Take the data that follows and retype it word for word.

[A block of data]
## begin

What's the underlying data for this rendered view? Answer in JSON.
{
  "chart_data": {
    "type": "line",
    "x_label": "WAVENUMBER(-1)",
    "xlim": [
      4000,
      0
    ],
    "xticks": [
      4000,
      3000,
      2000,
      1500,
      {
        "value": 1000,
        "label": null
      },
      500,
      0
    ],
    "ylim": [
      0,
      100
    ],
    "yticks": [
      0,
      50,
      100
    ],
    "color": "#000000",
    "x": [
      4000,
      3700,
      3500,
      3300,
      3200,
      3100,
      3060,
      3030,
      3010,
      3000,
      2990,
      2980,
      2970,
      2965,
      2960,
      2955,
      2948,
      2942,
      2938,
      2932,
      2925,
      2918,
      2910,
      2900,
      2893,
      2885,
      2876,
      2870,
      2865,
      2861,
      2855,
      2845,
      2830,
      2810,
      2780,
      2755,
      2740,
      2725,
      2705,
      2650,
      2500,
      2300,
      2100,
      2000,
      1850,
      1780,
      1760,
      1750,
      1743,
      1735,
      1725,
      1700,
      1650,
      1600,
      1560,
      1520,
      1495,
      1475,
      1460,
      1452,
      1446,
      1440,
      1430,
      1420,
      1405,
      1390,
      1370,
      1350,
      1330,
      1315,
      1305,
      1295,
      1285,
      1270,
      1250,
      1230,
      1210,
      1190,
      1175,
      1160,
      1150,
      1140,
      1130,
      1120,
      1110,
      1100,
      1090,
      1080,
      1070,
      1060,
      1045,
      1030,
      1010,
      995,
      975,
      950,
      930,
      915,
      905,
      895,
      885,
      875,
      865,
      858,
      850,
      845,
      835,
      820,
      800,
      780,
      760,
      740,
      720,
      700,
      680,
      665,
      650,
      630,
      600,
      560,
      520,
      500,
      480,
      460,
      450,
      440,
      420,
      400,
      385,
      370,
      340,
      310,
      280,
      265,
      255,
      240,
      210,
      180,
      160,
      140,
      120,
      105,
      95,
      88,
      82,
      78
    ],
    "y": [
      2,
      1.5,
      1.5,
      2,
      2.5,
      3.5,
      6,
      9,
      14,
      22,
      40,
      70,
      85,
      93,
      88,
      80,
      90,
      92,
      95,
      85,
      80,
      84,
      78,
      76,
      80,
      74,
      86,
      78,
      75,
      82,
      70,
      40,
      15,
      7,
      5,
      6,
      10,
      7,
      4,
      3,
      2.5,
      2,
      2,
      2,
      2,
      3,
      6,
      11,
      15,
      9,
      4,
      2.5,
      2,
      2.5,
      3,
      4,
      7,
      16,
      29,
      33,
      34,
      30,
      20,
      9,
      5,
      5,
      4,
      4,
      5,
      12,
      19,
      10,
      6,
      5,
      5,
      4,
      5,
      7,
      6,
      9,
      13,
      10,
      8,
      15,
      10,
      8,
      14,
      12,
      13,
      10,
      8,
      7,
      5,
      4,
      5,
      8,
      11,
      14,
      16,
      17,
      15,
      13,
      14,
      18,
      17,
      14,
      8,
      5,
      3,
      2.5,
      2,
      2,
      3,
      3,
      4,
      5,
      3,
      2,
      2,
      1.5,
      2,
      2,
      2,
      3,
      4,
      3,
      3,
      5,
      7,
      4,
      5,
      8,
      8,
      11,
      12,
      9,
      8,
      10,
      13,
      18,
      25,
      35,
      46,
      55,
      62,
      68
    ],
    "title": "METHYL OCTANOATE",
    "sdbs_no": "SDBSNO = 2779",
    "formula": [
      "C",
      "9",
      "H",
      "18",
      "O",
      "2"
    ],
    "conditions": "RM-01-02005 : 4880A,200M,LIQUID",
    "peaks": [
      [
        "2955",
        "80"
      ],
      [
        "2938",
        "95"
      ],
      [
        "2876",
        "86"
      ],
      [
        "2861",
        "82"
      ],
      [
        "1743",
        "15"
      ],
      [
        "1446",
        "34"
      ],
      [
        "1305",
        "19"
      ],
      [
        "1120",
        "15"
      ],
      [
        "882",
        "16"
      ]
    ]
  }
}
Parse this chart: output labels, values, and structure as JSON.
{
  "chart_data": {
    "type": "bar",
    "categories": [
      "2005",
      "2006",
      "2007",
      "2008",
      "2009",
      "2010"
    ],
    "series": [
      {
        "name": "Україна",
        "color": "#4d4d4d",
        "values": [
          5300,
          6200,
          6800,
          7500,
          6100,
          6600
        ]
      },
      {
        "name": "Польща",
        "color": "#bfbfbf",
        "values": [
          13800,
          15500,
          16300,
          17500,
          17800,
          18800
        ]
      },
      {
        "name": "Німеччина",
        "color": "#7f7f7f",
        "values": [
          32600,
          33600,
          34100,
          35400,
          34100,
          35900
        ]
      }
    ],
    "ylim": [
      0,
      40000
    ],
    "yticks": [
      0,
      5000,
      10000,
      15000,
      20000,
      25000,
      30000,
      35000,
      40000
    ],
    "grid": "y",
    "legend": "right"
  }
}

## end

## Result
What's the underlying data for this rendered view? Answer in JSON.
{
  "chart_data": {
    "type": "line",
    "x_label": "WAVENUMBER(-1)",
    "xlim": [
      4000,
      0
    ],
    "xticks": [
      4000,
      3000,
      2000,
      1500,
      {
        "value": 1000,
        "label": null
      },
      500,
      0
    ],
    "ylim": [
      0,
      100
    ],
    "yticks": [
      0,
      50,
      100
    ],
    "color": "#000000",
    "x": [
      4000,
      3700,
      3500,
      3300,
      3200,
      3100,
      3060,
      3030,
      3010,
      3000,
      2990,
      2980,
      2970,
      2965,
      2960,
      2955,
      2948,
      2942,
      2938,
      2932,
      2925,
      2918,
      2910,
      2900,
      2893,
      2885,
      2876,
      2870,
      2865,
      2861,
      2855,
      2845,
      2830,
      2810,
      2780,
      2755,
      2740,
      2725,
      2705,
      2650,
      2500,
      2300,
      2100,
      2000,
      1850,
      1780,
      1760,
      1750,
      1743,
      1735,
      1725,
      1700,
      1650,
      1600,
      1560,
      1520,
      1495,
      1475,
      1460,
      1452,
      1446,
      1440,
      1430,
      1420,
      1405,
      1390,
      1370,
      1350,
      1330,
      1315,
      1305,
      1295,
      1285,
      1270,
      1250,
      1230,
      1210,
      1190,
      1175,
      1160,
      1150,
      1140,
      1130,
      1120,
      1110,
      1100,
      1090,
      1080,
      1070,
      1060,
      1045,
      1030,
      1010,
      995,
      975,
      950,
      930,
      915,
      905,
      895,
      885,
      875,
      865,
      858,
      850,
      845,
      835,
      820,
      800,
      780,
      760,
      740,
      720,
      700,
      680,
      665,
      650,
      630,
      600,
      560,
      520,
      500,
      480,
      460,
      450,
      440,
      420,
      400,
      385,
      370,
      340,
      310,
      280,
      265,
      255,
      240,
      210,
      180,
      160,
      140,
      120,
      105,
      95,
      88,
      82,
      78
    ],
    "y": [
      2,
      1.5,
      1.5,
      2,
      2.5,
      3.5,
      6,
      9,
      14,
      22,
      40,
      70,
      85,
      93,
      88,
      80,
      90,
      92,
      95,
      85,
      80,
      84,
      78,
      76,
      80,
      74,
      86,
      78,
      75,
      82,
      70,
      40,
      15,
      7,
      5,
      6,
      10,
      7,
      4,
      3,
      2.5,
      2,
      2,
      2,
      2,
      3,
      6,
      11,
      15,
      9,
      4,
      2.5,
      2,
      2.5,
      3,
      4,
      7,
      16,
      29,
      33,
      34,
      30,
      20,
      9,
      5,
      5,
      4,
      4,
      5,
      12,
      19,
      10,
      6,
      5,
      5,
      4,
      5,
      7,
      6,
      9,
      13,
      10,
      8,
      15,
      10,
      8,
      14,
      12,
      13,
      10,
      8,
      7,
      5,
      4,
      5,
      8,
      11,
      14,
      16,
      17,
      15,
      13,
      14,
      18,
      17,
      14,
      8,
      5,
      3,
      2.5,
      2,
      2,
      3,
      3,
      4,
      5,
      3,
      2,
      2,
      1.5,
      2,
      2,
      2,
      3,
      4,
      3,
      3,
      5,
      7,
      4,
      5,
      8,
      8,
      11,
      12,
      9,
      8,
      10,
      13,
      18,
      25,
      35,
      46,
      55,
      62,
      68
    ],
    "title": "METHYL OCTANOATE",
    "sdbs_no": "SDBSNO = 2779",
    "formula": [
      "C",
      "9",
      "H",
      "18",
      "O",
      "2"
    ],
    "conditions": "RM-01-02005 : 4880A,200M,LIQUID",
    "peaks": [
      [
        "2955",
        "80"
      ],
      [
        "2938",
        "95"
      ],
      [
        "2876",
        "86"
      ],
      [
        "2861",
        "82"
      ],
      [
        "1743",
        "15"
      ],
      [
        "1446",
        "34"
      ],
      [
        "1305",
        "19"
      ],
      [
        "1120",
        "15"
      ],
      [
        "882",
        "16"
      ]
    ]
  }
}
Parse this chart: output labels, values, and structure as JSON.
{
  "chart_data": {
    "type": "bar",
    "categories": [
      "2005",
      "2006",
      "2007",
      "2008",
      "2009",
      "2010"
    ],
    "series": [
      {
        "name": "Україна",
        "color": "#4d4d4d",
        "values": [
          5300,
          6200,
          6800,
          7500,
          6100,
          6600
        ]
      },
      {
        "name": "Польща",
        "color": "#bfbfbf",
        "values": [
          13800,
          15500,
          16300,
          17500,
          17800,
          18800
        ]
      },
      {
        "name": "Німеччина",
        "color": "#7f7f7f",
        "values": [
          32600,
          33600,
          34100,
          35400,
          34100,
          35900
        ]
      }
    ],
    "ylim": [
      0,
      40000
    ],
    "yticks": [
      0,
      5000,
      10000,
      15000,
      20000,
      25000,
      30000,
      35000,
      40000
    ],
    "grid": "y",
    "legend": "right"
  }
}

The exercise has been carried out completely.